- [PROMPT]
Write out again only the lines running from the one that contains "Parse this screenshot: output" to the end of the records below, including both the first and the last.

- [RECORDS FOR PROCESSING]
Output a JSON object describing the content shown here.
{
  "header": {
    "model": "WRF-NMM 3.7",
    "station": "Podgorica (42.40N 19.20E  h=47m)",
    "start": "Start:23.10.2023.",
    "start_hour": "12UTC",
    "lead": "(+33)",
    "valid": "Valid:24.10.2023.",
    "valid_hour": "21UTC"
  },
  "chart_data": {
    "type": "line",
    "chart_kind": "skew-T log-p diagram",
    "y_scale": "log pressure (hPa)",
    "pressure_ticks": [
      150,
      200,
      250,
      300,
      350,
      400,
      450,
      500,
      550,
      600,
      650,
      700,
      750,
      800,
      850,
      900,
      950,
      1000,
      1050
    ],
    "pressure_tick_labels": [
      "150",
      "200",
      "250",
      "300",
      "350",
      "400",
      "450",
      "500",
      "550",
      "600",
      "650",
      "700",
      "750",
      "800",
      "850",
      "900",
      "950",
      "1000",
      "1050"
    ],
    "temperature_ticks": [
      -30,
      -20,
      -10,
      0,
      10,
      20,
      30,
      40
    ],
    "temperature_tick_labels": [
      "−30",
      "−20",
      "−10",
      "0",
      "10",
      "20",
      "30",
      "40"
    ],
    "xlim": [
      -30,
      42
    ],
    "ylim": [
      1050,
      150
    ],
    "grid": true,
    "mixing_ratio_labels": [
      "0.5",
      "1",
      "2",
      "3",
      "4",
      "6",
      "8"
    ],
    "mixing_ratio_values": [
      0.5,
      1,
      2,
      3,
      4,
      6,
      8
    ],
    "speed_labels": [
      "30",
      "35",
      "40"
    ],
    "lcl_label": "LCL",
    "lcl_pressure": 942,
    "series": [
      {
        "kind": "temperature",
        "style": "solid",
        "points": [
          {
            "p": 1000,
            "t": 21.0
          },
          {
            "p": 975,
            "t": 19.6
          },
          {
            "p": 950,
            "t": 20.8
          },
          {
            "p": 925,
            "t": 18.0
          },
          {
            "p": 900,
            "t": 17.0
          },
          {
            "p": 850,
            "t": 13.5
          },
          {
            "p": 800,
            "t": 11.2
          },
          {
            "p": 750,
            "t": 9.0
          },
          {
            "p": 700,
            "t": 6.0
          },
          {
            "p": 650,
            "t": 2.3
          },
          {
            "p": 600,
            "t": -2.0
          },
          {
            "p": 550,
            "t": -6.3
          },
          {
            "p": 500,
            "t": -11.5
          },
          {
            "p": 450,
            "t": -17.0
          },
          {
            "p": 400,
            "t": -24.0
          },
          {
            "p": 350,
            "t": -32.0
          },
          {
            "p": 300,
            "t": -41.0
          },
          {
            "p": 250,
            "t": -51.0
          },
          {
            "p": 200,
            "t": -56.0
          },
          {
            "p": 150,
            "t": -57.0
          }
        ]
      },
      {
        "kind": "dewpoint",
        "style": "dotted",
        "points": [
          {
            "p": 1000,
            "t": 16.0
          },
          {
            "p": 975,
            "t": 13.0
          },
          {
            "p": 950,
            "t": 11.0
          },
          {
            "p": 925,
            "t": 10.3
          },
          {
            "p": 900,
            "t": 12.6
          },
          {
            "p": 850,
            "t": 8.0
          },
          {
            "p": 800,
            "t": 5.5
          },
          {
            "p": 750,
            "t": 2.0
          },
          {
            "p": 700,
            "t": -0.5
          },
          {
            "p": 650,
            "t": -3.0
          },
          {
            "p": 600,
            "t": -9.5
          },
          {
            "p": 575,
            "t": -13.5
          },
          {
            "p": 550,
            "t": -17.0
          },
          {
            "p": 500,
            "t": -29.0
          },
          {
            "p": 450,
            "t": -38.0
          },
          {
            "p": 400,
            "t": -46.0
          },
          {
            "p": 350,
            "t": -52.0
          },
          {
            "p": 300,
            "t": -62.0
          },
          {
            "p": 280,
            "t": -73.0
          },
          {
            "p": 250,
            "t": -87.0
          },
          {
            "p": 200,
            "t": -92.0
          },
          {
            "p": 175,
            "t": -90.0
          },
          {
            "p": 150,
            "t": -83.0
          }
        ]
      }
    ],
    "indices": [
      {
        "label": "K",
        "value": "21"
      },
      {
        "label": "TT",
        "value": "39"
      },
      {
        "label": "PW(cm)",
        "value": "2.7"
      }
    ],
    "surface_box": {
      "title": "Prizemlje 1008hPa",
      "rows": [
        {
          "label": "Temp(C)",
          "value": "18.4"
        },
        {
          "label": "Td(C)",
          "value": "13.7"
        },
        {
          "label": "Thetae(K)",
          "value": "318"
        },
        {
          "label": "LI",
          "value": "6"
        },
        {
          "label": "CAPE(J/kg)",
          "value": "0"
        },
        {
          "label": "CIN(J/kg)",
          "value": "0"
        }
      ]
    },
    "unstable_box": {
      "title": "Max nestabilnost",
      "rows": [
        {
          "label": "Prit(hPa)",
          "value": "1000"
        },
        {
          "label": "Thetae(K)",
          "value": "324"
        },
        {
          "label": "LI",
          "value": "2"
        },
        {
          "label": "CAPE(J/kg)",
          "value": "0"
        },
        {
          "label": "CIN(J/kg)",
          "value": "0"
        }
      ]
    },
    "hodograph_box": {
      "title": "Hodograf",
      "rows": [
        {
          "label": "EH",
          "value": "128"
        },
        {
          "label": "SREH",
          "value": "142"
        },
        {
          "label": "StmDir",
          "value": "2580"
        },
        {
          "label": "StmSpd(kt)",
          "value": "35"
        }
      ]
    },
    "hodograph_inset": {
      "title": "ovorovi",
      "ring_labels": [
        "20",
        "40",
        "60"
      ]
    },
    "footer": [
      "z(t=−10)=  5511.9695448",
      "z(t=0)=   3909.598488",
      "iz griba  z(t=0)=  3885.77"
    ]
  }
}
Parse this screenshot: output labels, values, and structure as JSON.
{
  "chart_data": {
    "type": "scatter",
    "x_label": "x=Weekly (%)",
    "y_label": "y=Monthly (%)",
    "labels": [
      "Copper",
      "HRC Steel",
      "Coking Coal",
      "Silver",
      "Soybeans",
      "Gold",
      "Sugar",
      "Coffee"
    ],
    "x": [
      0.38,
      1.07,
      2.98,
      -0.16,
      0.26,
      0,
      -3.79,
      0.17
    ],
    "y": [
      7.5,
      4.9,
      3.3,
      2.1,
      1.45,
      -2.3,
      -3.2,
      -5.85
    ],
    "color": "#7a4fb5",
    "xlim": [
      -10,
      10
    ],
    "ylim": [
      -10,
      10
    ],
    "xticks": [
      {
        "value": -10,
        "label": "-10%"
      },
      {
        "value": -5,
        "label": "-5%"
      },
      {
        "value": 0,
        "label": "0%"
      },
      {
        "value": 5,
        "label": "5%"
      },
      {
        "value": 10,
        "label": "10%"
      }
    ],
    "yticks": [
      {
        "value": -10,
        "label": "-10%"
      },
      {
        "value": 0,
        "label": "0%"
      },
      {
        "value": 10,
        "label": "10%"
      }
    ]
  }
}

- [ANSWER TO THE PROBLEM]
Parse this screenshot: output labels, values, and structure as JSON.
{
  "chart_data": {
    "type": "scatter",
    "x_label": "x=Weekly (%)",
    "y_label": "y=Monthly (%)",
    "labels": [
      "Copper",
      "HRC Steel",
      "Coking Coal",
      "Silver",
      "Soybeans",
      "Gold",
      "Sugar",
      "Coffee"
    ],
    "x": [
      0.38,
      1.07,
      2.98,
      -0.16,
      0.26,
      0,
      -3.79,
      0.17
    ],
    "y": [
      7.5,
      4.9,
      3.3,
      2.1,
      1.45,
      -2.3,
      -3.2,
      -5.85
    ],
    "color": "#7a4fb5",
    "xlim": [
      -10,
      10
    ],
    "ylim": [
      -10,
      10
    ],
    "xticks": [
      {
        "value": -10,
        "label": "-10%"
      },
      {
        "value": -5,
        "label": "-5%"
      },
      {
        "value": 0,
        "label": "0%"
      },
      {
        "value": 5,
        "label": "5%"
      },
      {
        "value": 10,
        "label": "10%"
      }
    ],
    "yticks": [
      {
        "value": -10,
        "label": "-10%"
      },
      {
        "value": 0,
        "label": "0%"
      },
      {
        "value": 10,
        "label": "10%"
      }
    ]
  }
}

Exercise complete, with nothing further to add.